[Prompt]:
Reproduce all the lines below exactly and omit the images.

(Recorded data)
= = = = =
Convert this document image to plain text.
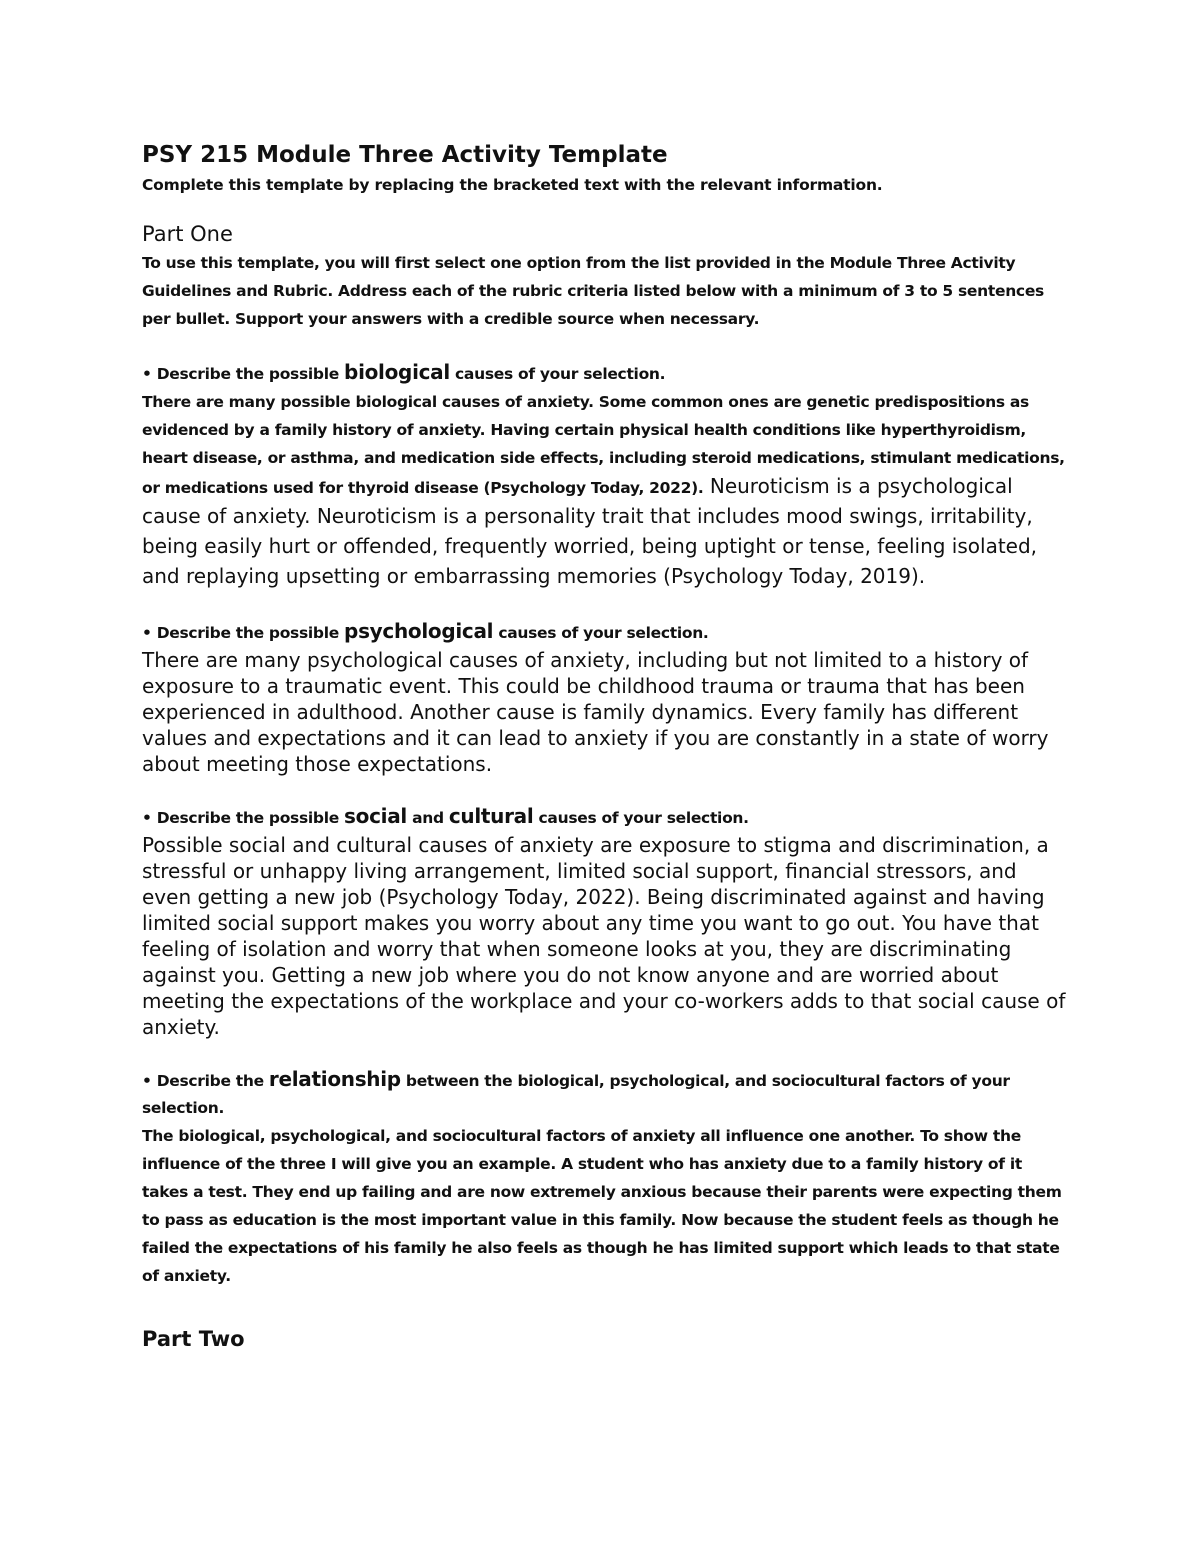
PSY 215 Module Three Activity Template

Complete this template by replacing the bracketed text with the relevant information.

Part One

To use this template, you will first select one option from the list provided in the Module Three Activity Guidelines and Rubric. Address each of the rubric criteria listed below with a minimum of 3 to 5 sentences per bullet. Support your answers with a credible source when necessary.

• Describe the possible biological causes of your selection.

There are many possible biological causes of anxiety. Some common ones are genetic predispositions as evidenced by a family history of anxiety. Having certain physical health conditions like hyperthyroidism, heart disease, or asthma, and medication side effects, including steroid medications, stimulant medications, or medications used for thyroid disease (Psychology Today, 2022). Neuroticism is a psychological cause of anxiety. Neuroticism is a personality trait that includes mood swings, irritability, being easily hurt or offended, frequently worried, being uptight or tense, feeling isolated, and replaying upsetting or embarrassing memories (Psychology Today, 2019).

• Describe the possible psychological causes of your selection.

There are many psychological causes of anxiety, including but not limited to a history of exposure to a traumatic event. This could be childhood trauma or trauma that has been experienced in adulthood. Another cause is family dynamics. Every family has different values and expectations and it can lead to anxiety if you are constantly in a state of worry about meeting those expectations.

• Describe the possible social and cultural causes of your selection.

Possible social and cultural causes of anxiety are exposure to stigma and discrimination, a stressful or unhappy living arrangement, limited social support, financial stressors, and even getting a new job (Psychology Today, 2022). Being discriminated against and having limited social support makes you worry about any time you want to go out. You have that feeling of isolation and worry that when someone looks at you, they are discriminating against you. Getting a new job where you do not know anyone and are worried about meeting the expectations of the workplace and your co-workers adds to that social cause of anxiety.

• Describe the relationship between the biological, psychological, and sociocultural factors of your selection.

The biological, psychological, and sociocultural factors of anxiety all influence one another. To show the influence of the three I will give you an example. A student who has anxiety due to a family history of it takes a test. They end up failing and are now extremely anxious because their parents were expecting them to pass as education is the most important value in this family. Now because the student feels as though he failed the expectations of his family he also feels as though he has limited support which leads to that state of anxiety.

Part Two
= = = = =
[Written solution]:
Convert this document image to plain text.
PSY 215 Module Three Activity Template

Complete this template by replacing the bracketed text with the relevant information.

Part One

To use this template, you will first select one option from the list provided in the Module Three Activity Guidelines and Rubric. Address each of the rubric criteria listed below with a minimum of 3 to 5 sentences per bullet. Support your answers with a credible source when necessary.

• Describe the possible biological causes of your selection.

There are many possible biological causes of anxiety. Some common ones are genetic predispositions as evidenced by a family history of anxiety. Having certain physical health conditions like hyperthyroidism, heart disease, or asthma, and medication side effects, including steroid medications, stimulant medications, or medications used for thyroid disease (Psychology Today, 2022). Neuroticism is a psychological cause of anxiety. Neuroticism is a personality trait that includes mood swings, irritability, being easily hurt or offended, frequently worried, being uptight or tense, feeling isolated, and replaying upsetting or embarrassing memories (Psychology Today, 2019).

• Describe the possible psychological causes of your selection.

There are many psychological causes of anxiety, including but not limited to a history of exposure to a traumatic event. This could be childhood trauma or trauma that has been experienced in adulthood. Another cause is family dynamics. Every family has different values and expectations and it can lead to anxiety if you are constantly in a state of worry about meeting those expectations.

• Describe the possible social and cultural causes of your selection.

Possible social and cultural causes of anxiety are exposure to stigma and discrimination, a stressful or unhappy living arrangement, limited social support, financial stressors, and even getting a new job (Psychology Today, 2022). Being discriminated against and having limited social support makes you worry about any time you want to go out. You have that feeling of isolation and worry that when someone looks at you, they are discriminating against you. Getting a new job where you do not know anyone and are worried about meeting the expectations of the workplace and your co-workers adds to that social cause of anxiety.

• Describe the relationship between the biological, psychological, and sociocultural factors of your selection.

The biological, psychological, and sociocultural factors of anxiety all influence one another. To show the influence of the three I will give you an example. A student who has anxiety due to a family history of it takes a test. They end up failing and are now extremely anxious because their parents were expecting them to pass as education is the most important value in this family. Now because the student feels as though he failed the expectations of his family he also feels as though he has limited support which leads to that state of anxiety.

Part Two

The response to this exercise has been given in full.